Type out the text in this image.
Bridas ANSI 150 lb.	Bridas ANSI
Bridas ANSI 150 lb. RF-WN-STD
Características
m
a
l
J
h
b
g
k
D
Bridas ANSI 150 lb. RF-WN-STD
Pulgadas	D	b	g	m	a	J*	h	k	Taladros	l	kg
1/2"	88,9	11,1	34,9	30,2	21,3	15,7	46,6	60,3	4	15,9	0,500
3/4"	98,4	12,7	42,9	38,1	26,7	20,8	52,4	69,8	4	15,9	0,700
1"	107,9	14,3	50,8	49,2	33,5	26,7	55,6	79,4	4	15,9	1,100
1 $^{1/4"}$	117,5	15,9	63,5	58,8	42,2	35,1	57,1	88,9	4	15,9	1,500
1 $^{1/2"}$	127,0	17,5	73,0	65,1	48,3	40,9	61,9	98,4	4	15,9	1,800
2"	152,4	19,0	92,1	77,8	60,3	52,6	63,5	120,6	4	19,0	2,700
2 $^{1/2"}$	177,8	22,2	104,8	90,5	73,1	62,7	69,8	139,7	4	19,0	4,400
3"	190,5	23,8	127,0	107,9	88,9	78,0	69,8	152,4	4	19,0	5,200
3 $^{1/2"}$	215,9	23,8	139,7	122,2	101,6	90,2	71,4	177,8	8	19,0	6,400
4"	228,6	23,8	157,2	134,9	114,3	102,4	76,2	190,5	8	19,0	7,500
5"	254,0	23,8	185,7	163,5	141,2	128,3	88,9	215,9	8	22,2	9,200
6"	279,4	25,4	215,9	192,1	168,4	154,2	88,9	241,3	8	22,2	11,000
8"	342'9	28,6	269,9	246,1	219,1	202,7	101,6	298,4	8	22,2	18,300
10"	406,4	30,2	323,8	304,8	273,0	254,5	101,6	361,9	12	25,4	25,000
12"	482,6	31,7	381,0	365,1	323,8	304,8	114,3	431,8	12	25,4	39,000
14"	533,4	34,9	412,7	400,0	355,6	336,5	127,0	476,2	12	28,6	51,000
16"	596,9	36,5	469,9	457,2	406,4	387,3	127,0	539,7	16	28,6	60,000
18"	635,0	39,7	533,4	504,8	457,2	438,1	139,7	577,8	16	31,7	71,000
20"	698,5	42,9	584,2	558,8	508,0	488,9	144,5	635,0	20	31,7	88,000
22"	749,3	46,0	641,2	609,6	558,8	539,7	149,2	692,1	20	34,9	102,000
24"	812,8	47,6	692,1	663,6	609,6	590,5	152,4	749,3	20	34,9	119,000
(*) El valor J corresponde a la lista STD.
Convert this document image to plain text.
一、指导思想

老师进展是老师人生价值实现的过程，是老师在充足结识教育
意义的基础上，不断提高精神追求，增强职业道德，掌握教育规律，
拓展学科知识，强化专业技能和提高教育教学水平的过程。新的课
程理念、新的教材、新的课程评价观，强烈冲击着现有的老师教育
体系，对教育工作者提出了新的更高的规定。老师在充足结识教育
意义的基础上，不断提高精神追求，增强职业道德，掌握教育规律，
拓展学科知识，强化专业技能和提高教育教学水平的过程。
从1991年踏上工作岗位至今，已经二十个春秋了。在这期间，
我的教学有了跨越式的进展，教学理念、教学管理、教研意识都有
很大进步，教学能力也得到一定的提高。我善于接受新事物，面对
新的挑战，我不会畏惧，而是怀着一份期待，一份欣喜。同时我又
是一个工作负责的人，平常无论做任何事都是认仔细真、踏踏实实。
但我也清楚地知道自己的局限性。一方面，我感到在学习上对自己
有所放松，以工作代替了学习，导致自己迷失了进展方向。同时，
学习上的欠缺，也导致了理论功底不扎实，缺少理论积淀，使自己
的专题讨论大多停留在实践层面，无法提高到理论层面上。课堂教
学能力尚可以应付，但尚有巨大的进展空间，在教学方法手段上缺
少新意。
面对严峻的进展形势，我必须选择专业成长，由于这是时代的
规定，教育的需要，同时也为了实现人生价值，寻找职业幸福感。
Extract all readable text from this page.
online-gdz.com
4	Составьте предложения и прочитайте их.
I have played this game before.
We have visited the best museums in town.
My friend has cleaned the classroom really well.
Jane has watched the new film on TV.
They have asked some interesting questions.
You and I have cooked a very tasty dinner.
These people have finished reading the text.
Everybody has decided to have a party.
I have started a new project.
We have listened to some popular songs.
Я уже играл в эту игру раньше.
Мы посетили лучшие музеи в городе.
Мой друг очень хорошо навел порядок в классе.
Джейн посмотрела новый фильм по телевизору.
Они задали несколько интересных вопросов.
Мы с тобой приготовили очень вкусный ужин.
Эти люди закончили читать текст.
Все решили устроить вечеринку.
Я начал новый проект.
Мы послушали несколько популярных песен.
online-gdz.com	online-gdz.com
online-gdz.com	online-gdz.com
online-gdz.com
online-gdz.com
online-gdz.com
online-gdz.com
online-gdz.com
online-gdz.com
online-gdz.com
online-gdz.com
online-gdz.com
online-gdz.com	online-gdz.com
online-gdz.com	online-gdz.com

☆ ☆ ☆ ☆

Given problem
Extract all the entries word for word.

Result
Type out the text in this image.
Bridas ANSI 150 lb.	Bridas ANSI
Bridas ANSI 150 lb. RF-WN-STD
Características
m
a
l
J
h
b
g
k
D
Bridas ANSI 150 lb. RF-WN-STD
Pulgadas	D	b	g	m	a	J*	h	k	Taladros	l	kg
1/2"	88,9	11,1	34,9	30,2	21,3	15,7	46,6	60,3	4	15,9	0,500
3/4"	98,4	12,7	42,9	38,1	26,7	20,8	52,4	69,8	4	15,9	0,700
1"	107,9	14,3	50,8	49,2	33,5	26,7	55,6	79,4	4	15,9	1,100
1 $^{1/4"}$	117,5	15,9	63,5	58,8	42,2	35,1	57,1	88,9	4	15,9	1,500
1 $^{1/2"}$	127,0	17,5	73,0	65,1	48,3	40,9	61,9	98,4	4	15,9	1,800
2"	152,4	19,0	92,1	77,8	60,3	52,6	63,5	120,6	4	19,0	2,700
2 $^{1/2"}$	177,8	22,2	104,8	90,5	73,1	62,7	69,8	139,7	4	19,0	4,400
3"	190,5	23,8	127,0	107,9	88,9	78,0	69,8	152,4	4	19,0	5,200
3 $^{1/2"}$	215,9	23,8	139,7	122,2	101,6	90,2	71,4	177,8	8	19,0	6,400
4"	228,6	23,8	157,2	134,9	114,3	102,4	76,2	190,5	8	19,0	7,500
5"	254,0	23,8	185,7	163,5	141,2	128,3	88,9	215,9	8	22,2	9,200
6"	279,4	25,4	215,9	192,1	168,4	154,2	88,9	241,3	8	22,2	11,000
8"	342'9	28,6	269,9	246,1	219,1	202,7	101,6	298,4	8	22,2	18,300
10"	406,4	30,2	323,8	304,8	273,0	254,5	101,6	361,9	12	25,4	25,000
12"	482,6	31,7	381,0	365,1	323,8	304,8	114,3	431,8	12	25,4	39,000
14"	533,4	34,9	412,7	400,0	355,6	336,5	127,0	476,2	12	28,6	51,000
16"	596,9	36,5	469,9	457,2	406,4	387,3	127,0	539,7	16	28,6	60,000
18"	635,0	39,7	533,4	504,8	457,2	438,1	139,7	577,8	16	31,7	71,000
20"	698,5	42,9	584,2	558,8	508,0	488,9	144,5	635,0	20	31,7	88,000
22"	749,3	46,0	641,2	609,6	558,8	539,7	149,2	692,1	20	34,9	102,000
24"	812,8	47,6	692,1	663,6	609,6	590,5	152,4	749,3	20	34,9	119,000
(*) El valor J corresponde a la lista STD.
Convert this document image to plain text.
一、指导思想

老师进展是老师人生价值实现的过程，是老师在充足结识教育
意义的基础上，不断提高精神追求，增强职业道德，掌握教育规律，
拓展学科知识，强化专业技能和提高教育教学水平的过程。新的课
程理念、新的教材、新的课程评价观，强烈冲击着现有的老师教育
体系，对教育工作者提出了新的更高的规定。老师在充足结识教育
意义的基础上，不断提高精神追求，增强职业道德，掌握教育规律，
拓展学科知识，强化专业技能和提高教育教学水平的过程。
从1991年踏上工作岗位至今，已经二十个春秋了。在这期间，
我的教学有了跨越式的进展，教学理念、教学管理、教研意识都有
很大进步，教学能力也得到一定的提高。我善于接受新事物，面对
新的挑战，我不会畏惧，而是怀着一份期待，一份欣喜。同时我又
是一个工作负责的人，平常无论做任何事都是认仔细真、踏踏实实。
但我也清楚地知道自己的局限性。一方面，我感到在学习上对自己
有所放松，以工作代替了学习，导致自己迷失了进展方向。同时，
学习上的欠缺，也导致了理论功底不扎实，缺少理论积淀，使自己
的专题讨论大多停留在实践层面，无法提高到理论层面上。课堂教
学能力尚可以应付，但尚有巨大的进展空间，在教学方法手段上缺
少新意。
面对严峻的进展形势，我必须选择专业成长，由于这是时代的
规定，教育的需要，同时也为了实现人生价值，寻找职业幸福感。
Extract all readable text from this page.
online-gdz.com
4	Составьте предложения и прочитайте их.
I have played this game before.
We have visited the best museums in town.
My friend has cleaned the classroom really well.
Jane has watched the new film on TV.
They have asked some interesting questions.
You and I have cooked a very tasty dinner.
These people have finished reading the text.
Everybody has decided to have a party.
I have started a new project.
We have listened to some popular songs.
Я уже играл в эту игру раньше.
Мы посетили лучшие музеи в городе.
Мой друг очень хорошо навел порядок в классе.
Джейн посмотрела новый фильм по телевизору.
Они задали несколько интересных вопросов.
Мы с тобой приготовили очень вкусный ужин.
Эти люди закончили читать текст.
Все решили устроить вечеринку.
Я начал новый проект.
Мы послушали несколько популярных песен.
online-gdz.com	online-gdz.com
online-gdz.com	online-gdz.com
online-gdz.com
online-gdz.com
online-gdz.com
online-gdz.com
online-gdz.com
online-gdz.com
online-gdz.com
online-gdz.com
online-gdz.com
online-gdz.com	online-gdz.com
online-gdz.com	online-gdz.com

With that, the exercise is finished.